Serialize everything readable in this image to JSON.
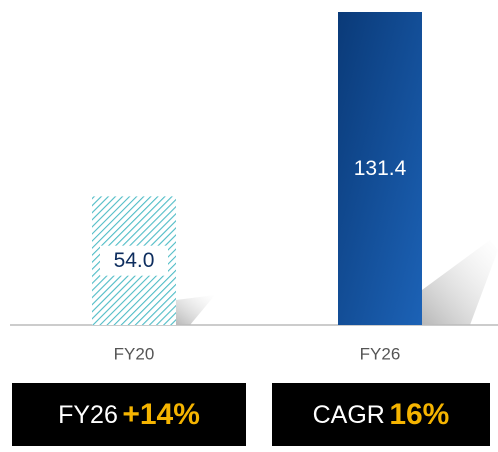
{
  "chart_data": {
    "type": "bar",
    "categories": [
      "FY20",
      "FY26"
    ],
    "values": [
      54.0,
      131.4
    ],
    "value_labels": [
      "54.0",
      "131.4"
    ],
    "colors": [
      "#4fbcc6",
      "#0d4a94"
    ],
    "annotations": [
      {
        "label": "FY26",
        "value": "+14%"
      },
      {
        "label": "CAGR",
        "value": "16%"
      }
    ]
  }
}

> _TASK DETAILS_
What you return should match the records above word for word, minus the pictures.

> _FINAL ANSWER_
Serialize everything readable in this image to JSON.
{
  "chart_data": {
    "type": "bar",
    "categories": [
      "FY20",
      "FY26"
    ],
    "values": [
      54.0,
      131.4
    ],
    "value_labels": [
      "54.0",
      "131.4"
    ],
    "colors": [
      "#4fbcc6",
      "#0d4a94"
    ],
    "annotations": [
      {
        "label": "FY26",
        "value": "+14%"
      },
      {
        "label": "CAGR",
        "value": "16%"
      }
    ]
  }
}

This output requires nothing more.